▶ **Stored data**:
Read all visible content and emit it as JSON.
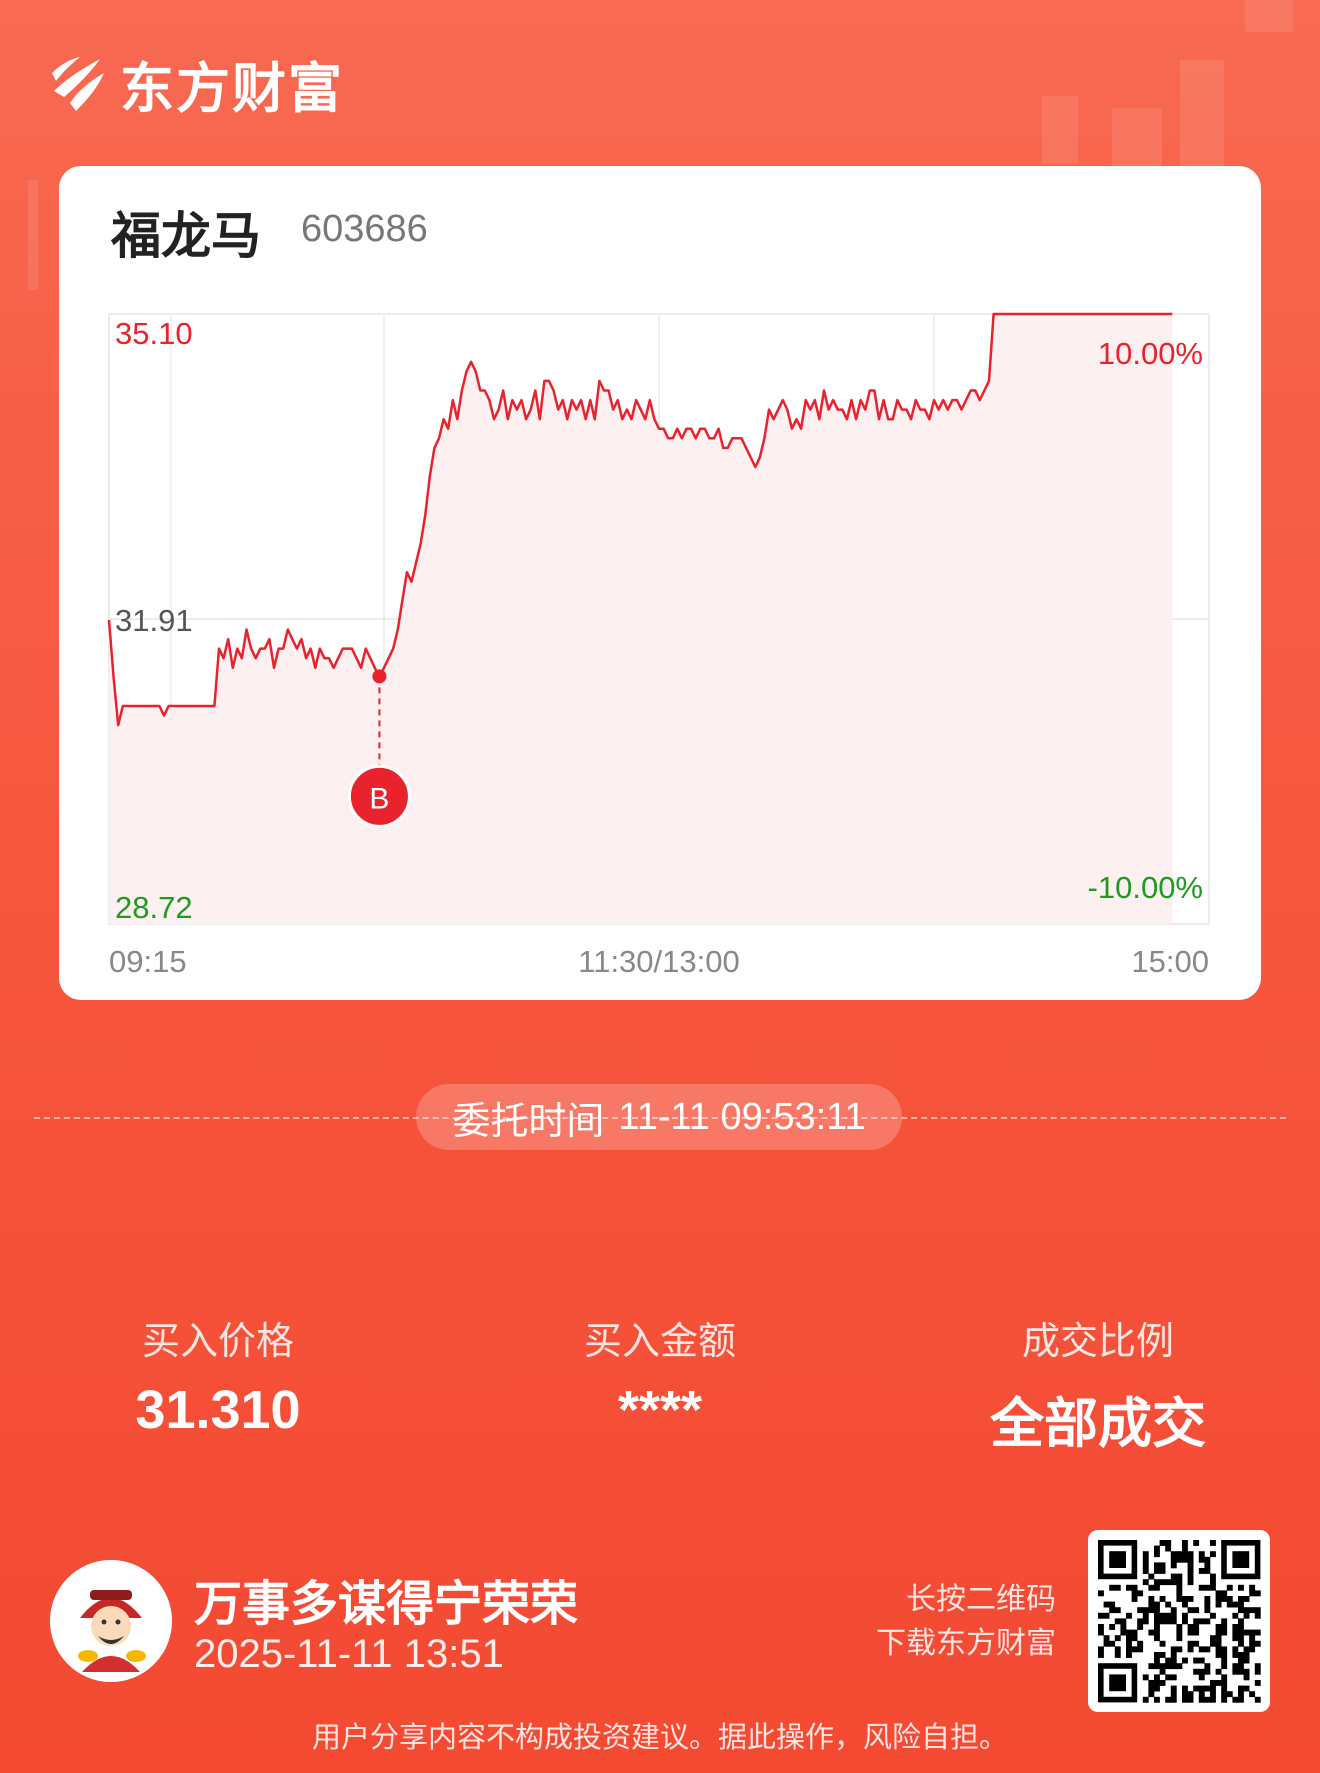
{
  "brand": {
    "name": "东方财富"
  },
  "stock": {
    "name": "福龙马",
    "code": "603686"
  },
  "chart_data": {
    "type": "line",
    "title": "",
    "xlabel": "",
    "ylabel": "",
    "x_ticks": [
      "09:15",
      "11:30/13:00",
      "15:00"
    ],
    "y_left_ticks": [
      "35.10",
      "31.91",
      "28.72"
    ],
    "y_right_ticks": [
      "10.00%",
      "-10.00%"
    ],
    "ylim": [
      28.72,
      35.1
    ],
    "prev_close": 31.91,
    "grid": true,
    "colors": {
      "line": "#e8232e",
      "up": "#e8232e",
      "down": "#1f9a1f",
      "neutral": "#555555",
      "fill": "#fdf0f0"
    },
    "buy_marker": {
      "label": "B",
      "time_index": 59,
      "price": 31.31
    },
    "series": [
      {
        "values": [
          31.9,
          31.3,
          30.8,
          31.0,
          31.0,
          31.0,
          31.0,
          31.0,
          31.0,
          31.0,
          31.0,
          31.0,
          30.9,
          31.0,
          31.0,
          31.0,
          31.0,
          31.0,
          31.0,
          31.0,
          31.0,
          31.0,
          31.0,
          31.0,
          31.6,
          31.5,
          31.7,
          31.4,
          31.6,
          31.5,
          31.8,
          31.6,
          31.5,
          31.6,
          31.6,
          31.7,
          31.4,
          31.6,
          31.6,
          31.8,
          31.7,
          31.6,
          31.7,
          31.5,
          31.6,
          31.4,
          31.6,
          31.5,
          31.5,
          31.4,
          31.5,
          31.6,
          31.6,
          31.6,
          31.5,
          31.4,
          31.6,
          31.5,
          31.4,
          31.3,
          31.4,
          31.5,
          31.6,
          31.8,
          32.1,
          32.4,
          32.3,
          32.5,
          32.7,
          33.0,
          33.4,
          33.7,
          33.8,
          34.0,
          33.9,
          34.2,
          34.0,
          34.3,
          34.5,
          34.6,
          34.5,
          34.3,
          34.3,
          34.2,
          34.0,
          34.1,
          34.3,
          34.0,
          34.2,
          34.1,
          34.2,
          34.0,
          34.1,
          34.3,
          34.0,
          34.4,
          34.4,
          34.3,
          34.1,
          34.2,
          34.0,
          34.2,
          34.1,
          34.2,
          34.0,
          34.2,
          34.0,
          34.4,
          34.3,
          34.3,
          34.1,
          34.2,
          34.0,
          34.1,
          34.0,
          34.2,
          34.1,
          34.0,
          34.2,
          34.0,
          33.9,
          33.9,
          33.8,
          33.8,
          33.9,
          33.8,
          33.9,
          33.9,
          33.8,
          33.9,
          33.9,
          33.8,
          33.8,
          33.9,
          33.7,
          33.7,
          33.8,
          33.8,
          33.8,
          33.7,
          33.6,
          33.5,
          33.6,
          33.8,
          34.1,
          34.0,
          34.1,
          34.2,
          34.1,
          33.9,
          34.0,
          33.9,
          34.2,
          34.1,
          34.2,
          34.0,
          34.3,
          34.1,
          34.2,
          34.1,
          34.1,
          34.0,
          34.2,
          34.0,
          34.2,
          34.1,
          34.3,
          34.3,
          34.0,
          34.2,
          34.0,
          34.0,
          34.2,
          34.1,
          34.1,
          34.0,
          34.2,
          34.1,
          34.1,
          34.0,
          34.2,
          34.1,
          34.2,
          34.1,
          34.2,
          34.2,
          34.1,
          34.2,
          34.3,
          34.3,
          34.2,
          34.3,
          34.4,
          35.1,
          35.1,
          35.1,
          35.1,
          35.1,
          35.1,
          35.1,
          35.1,
          35.1,
          35.1,
          35.1,
          35.1,
          35.1,
          35.1,
          35.1,
          35.1,
          35.1,
          35.1,
          35.1,
          35.1,
          35.1,
          35.1,
          35.1,
          35.1,
          35.1,
          35.1,
          35.1,
          35.1,
          35.1,
          35.1,
          35.1,
          35.1,
          35.1,
          35.1,
          35.1,
          35.1,
          35.1,
          35.1,
          35.1,
          35.1
        ]
      }
    ]
  },
  "order": {
    "label": "委托时间",
    "datetime": "11-11 09:53:11"
  },
  "stats": [
    {
      "label": "买入价格",
      "value": "31.310"
    },
    {
      "label": "买入金额",
      "value": "****"
    },
    {
      "label": "成交比例",
      "value": "全部成交"
    }
  ],
  "user": {
    "name": "万事多谋得宁荣荣",
    "date": "2025-11-11 13:51"
  },
  "qr_hint": {
    "line1": "长按二维码",
    "line2": "下载东方财富"
  },
  "disclaimer": "用户分享内容不构成投资建议。据此操作，风险自担。"
}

▶ **AIM**: From the records given above, reproduce all text exactly and exclude each picture.

▶ **WRITTEN SOLUTION**:
Read all visible content and emit it as JSON.
{
  "brand": {
    "name": "东方财富"
  },
  "stock": {
    "name": "福龙马",
    "code": "603686"
  },
  "chart_data": {
    "type": "line",
    "title": "",
    "xlabel": "",
    "ylabel": "",
    "x_ticks": [
      "09:15",
      "11:30/13:00",
      "15:00"
    ],
    "y_left_ticks": [
      "35.10",
      "31.91",
      "28.72"
    ],
    "y_right_ticks": [
      "10.00%",
      "-10.00%"
    ],
    "ylim": [
      28.72,
      35.1
    ],
    "prev_close": 31.91,
    "grid": true,
    "colors": {
      "line": "#e8232e",
      "up": "#e8232e",
      "down": "#1f9a1f",
      "neutral": "#555555",
      "fill": "#fdf0f0"
    },
    "buy_marker": {
      "label": "B",
      "time_index": 59,
      "price": 31.31
    },
    "series": [
      {
        "values": [
          31.9,
          31.3,
          30.8,
          31.0,
          31.0,
          31.0,
          31.0,
          31.0,
          31.0,
          31.0,
          31.0,
          31.0,
          30.9,
          31.0,
          31.0,
          31.0,
          31.0,
          31.0,
          31.0,
          31.0,
          31.0,
          31.0,
          31.0,
          31.0,
          31.6,
          31.5,
          31.7,
          31.4,
          31.6,
          31.5,
          31.8,
          31.6,
          31.5,
          31.6,
          31.6,
          31.7,
          31.4,
          31.6,
          31.6,
          31.8,
          31.7,
          31.6,
          31.7,
          31.5,
          31.6,
          31.4,
          31.6,
          31.5,
          31.5,
          31.4,
          31.5,
          31.6,
          31.6,
          31.6,
          31.5,
          31.4,
          31.6,
          31.5,
          31.4,
          31.3,
          31.4,
          31.5,
          31.6,
          31.8,
          32.1,
          32.4,
          32.3,
          32.5,
          32.7,
          33.0,
          33.4,
          33.7,
          33.8,
          34.0,
          33.9,
          34.2,
          34.0,
          34.3,
          34.5,
          34.6,
          34.5,
          34.3,
          34.3,
          34.2,
          34.0,
          34.1,
          34.3,
          34.0,
          34.2,
          34.1,
          34.2,
          34.0,
          34.1,
          34.3,
          34.0,
          34.4,
          34.4,
          34.3,
          34.1,
          34.2,
          34.0,
          34.2,
          34.1,
          34.2,
          34.0,
          34.2,
          34.0,
          34.4,
          34.3,
          34.3,
          34.1,
          34.2,
          34.0,
          34.1,
          34.0,
          34.2,
          34.1,
          34.0,
          34.2,
          34.0,
          33.9,
          33.9,
          33.8,
          33.8,
          33.9,
          33.8,
          33.9,
          33.9,
          33.8,
          33.9,
          33.9,
          33.8,
          33.8,
          33.9,
          33.7,
          33.7,
          33.8,
          33.8,
          33.8,
          33.7,
          33.6,
          33.5,
          33.6,
          33.8,
          34.1,
          34.0,
          34.1,
          34.2,
          34.1,
          33.9,
          34.0,
          33.9,
          34.2,
          34.1,
          34.2,
          34.0,
          34.3,
          34.1,
          34.2,
          34.1,
          34.1,
          34.0,
          34.2,
          34.0,
          34.2,
          34.1,
          34.3,
          34.3,
          34.0,
          34.2,
          34.0,
          34.0,
          34.2,
          34.1,
          34.1,
          34.0,
          34.2,
          34.1,
          34.1,
          34.0,
          34.2,
          34.1,
          34.2,
          34.1,
          34.2,
          34.2,
          34.1,
          34.2,
          34.3,
          34.3,
          34.2,
          34.3,
          34.4,
          35.1,
          35.1,
          35.1,
          35.1,
          35.1,
          35.1,
          35.1,
          35.1,
          35.1,
          35.1,
          35.1,
          35.1,
          35.1,
          35.1,
          35.1,
          35.1,
          35.1,
          35.1,
          35.1,
          35.1,
          35.1,
          35.1,
          35.1,
          35.1,
          35.1,
          35.1,
          35.1,
          35.1,
          35.1,
          35.1,
          35.1,
          35.1,
          35.1,
          35.1,
          35.1,
          35.1,
          35.1,
          35.1,
          35.1,
          35.1
        ]
      }
    ]
  },
  "order": {
    "label": "委托时间",
    "datetime": "11-11 09:53:11"
  },
  "stats": [
    {
      "label": "买入价格",
      "value": "31.310"
    },
    {
      "label": "买入金额",
      "value": "****"
    },
    {
      "label": "成交比例",
      "value": "全部成交"
    }
  ],
  "user": {
    "name": "万事多谋得宁荣荣",
    "date": "2025-11-11 13:51"
  },
  "qr_hint": {
    "line1": "长按二维码",
    "line2": "下载东方财富"
  },
  "disclaimer": "用户分享内容不构成投资建议。据此操作，风险自担。"
}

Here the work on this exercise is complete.